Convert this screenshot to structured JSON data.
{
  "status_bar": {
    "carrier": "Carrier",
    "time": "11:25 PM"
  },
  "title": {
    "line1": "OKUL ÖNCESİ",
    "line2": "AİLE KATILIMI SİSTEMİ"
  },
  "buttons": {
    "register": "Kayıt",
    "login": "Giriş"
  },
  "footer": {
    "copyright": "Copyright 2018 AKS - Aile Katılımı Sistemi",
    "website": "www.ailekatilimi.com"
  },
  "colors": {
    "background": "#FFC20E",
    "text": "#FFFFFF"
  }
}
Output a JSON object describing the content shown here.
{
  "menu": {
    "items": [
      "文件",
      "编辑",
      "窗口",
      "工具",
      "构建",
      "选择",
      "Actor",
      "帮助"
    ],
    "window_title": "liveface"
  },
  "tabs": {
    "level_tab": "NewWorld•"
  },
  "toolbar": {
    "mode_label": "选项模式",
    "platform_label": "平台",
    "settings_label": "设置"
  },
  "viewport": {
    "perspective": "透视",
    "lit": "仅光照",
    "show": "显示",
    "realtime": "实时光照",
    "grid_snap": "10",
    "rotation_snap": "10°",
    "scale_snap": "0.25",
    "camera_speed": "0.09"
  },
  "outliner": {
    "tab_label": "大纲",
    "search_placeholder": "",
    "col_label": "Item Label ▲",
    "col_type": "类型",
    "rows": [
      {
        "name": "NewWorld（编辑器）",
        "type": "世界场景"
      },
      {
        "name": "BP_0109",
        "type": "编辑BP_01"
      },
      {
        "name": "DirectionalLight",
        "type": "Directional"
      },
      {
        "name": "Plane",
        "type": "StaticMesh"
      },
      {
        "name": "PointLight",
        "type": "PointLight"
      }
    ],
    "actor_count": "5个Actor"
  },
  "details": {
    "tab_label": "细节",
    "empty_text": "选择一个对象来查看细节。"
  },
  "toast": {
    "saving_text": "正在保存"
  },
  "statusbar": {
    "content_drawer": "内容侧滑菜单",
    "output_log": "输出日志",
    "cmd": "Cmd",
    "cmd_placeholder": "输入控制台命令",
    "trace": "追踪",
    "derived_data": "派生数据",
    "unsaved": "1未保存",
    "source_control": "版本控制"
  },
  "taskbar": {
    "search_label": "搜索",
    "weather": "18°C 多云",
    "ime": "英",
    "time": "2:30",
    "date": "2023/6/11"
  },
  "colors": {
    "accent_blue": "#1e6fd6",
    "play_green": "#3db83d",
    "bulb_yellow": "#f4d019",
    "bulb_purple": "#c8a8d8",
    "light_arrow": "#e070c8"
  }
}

■ DIRECTIONS FOR THIS TASK ■
Take the material above and return all of it exactly.

■ EXERCISE SOLUTION ■
Convert this screenshot to structured JSON data.
{
  "status_bar": {
    "carrier": "Carrier",
    "time": "11:25 PM"
  },
  "title": {
    "line1": "OKUL ÖNCESİ",
    "line2": "AİLE KATILIMI SİSTEMİ"
  },
  "buttons": {
    "register": "Kayıt",
    "login": "Giriş"
  },
  "footer": {
    "copyright": "Copyright 2018 AKS - Aile Katılımı Sistemi",
    "website": "www.ailekatilimi.com"
  },
  "colors": {
    "background": "#FFC20E",
    "text": "#FFFFFF"
  }
}
Output a JSON object describing the content shown here.
{
  "menu": {
    "items": [
      "文件",
      "编辑",
      "窗口",
      "工具",
      "构建",
      "选择",
      "Actor",
      "帮助"
    ],
    "window_title": "liveface"
  },
  "tabs": {
    "level_tab": "NewWorld•"
  },
  "toolbar": {
    "mode_label": "选项模式",
    "platform_label": "平台",
    "settings_label": "设置"
  },
  "viewport": {
    "perspective": "透视",
    "lit": "仅光照",
    "show": "显示",
    "realtime": "实时光照",
    "grid_snap": "10",
    "rotation_snap": "10°",
    "scale_snap": "0.25",
    "camera_speed": "0.09"
  },
  "outliner": {
    "tab_label": "大纲",
    "search_placeholder": "",
    "col_label": "Item Label ▲",
    "col_type": "类型",
    "rows": [
      {
        "name": "NewWorld（编辑器）",
        "type": "世界场景"
      },
      {
        "name": "BP_0109",
        "type": "编辑BP_01"
      },
      {
        "name": "DirectionalLight",
        "type": "Directional"
      },
      {
        "name": "Plane",
        "type": "StaticMesh"
      },
      {
        "name": "PointLight",
        "type": "PointLight"
      }
    ],
    "actor_count": "5个Actor"
  },
  "details": {
    "tab_label": "细节",
    "empty_text": "选择一个对象来查看细节。"
  },
  "toast": {
    "saving_text": "正在保存"
  },
  "statusbar": {
    "content_drawer": "内容侧滑菜单",
    "output_log": "输出日志",
    "cmd": "Cmd",
    "cmd_placeholder": "输入控制台命令",
    "trace": "追踪",
    "derived_data": "派生数据",
    "unsaved": "1未保存",
    "source_control": "版本控制"
  },
  "taskbar": {
    "search_label": "搜索",
    "weather": "18°C 多云",
    "ime": "英",
    "time": "2:30",
    "date": "2023/6/11"
  },
  "colors": {
    "accent_blue": "#1e6fd6",
    "play_green": "#3db83d",
    "bulb_yellow": "#f4d019",
    "bulb_purple": "#c8a8d8",
    "light_arrow": "#e070c8"
  }
}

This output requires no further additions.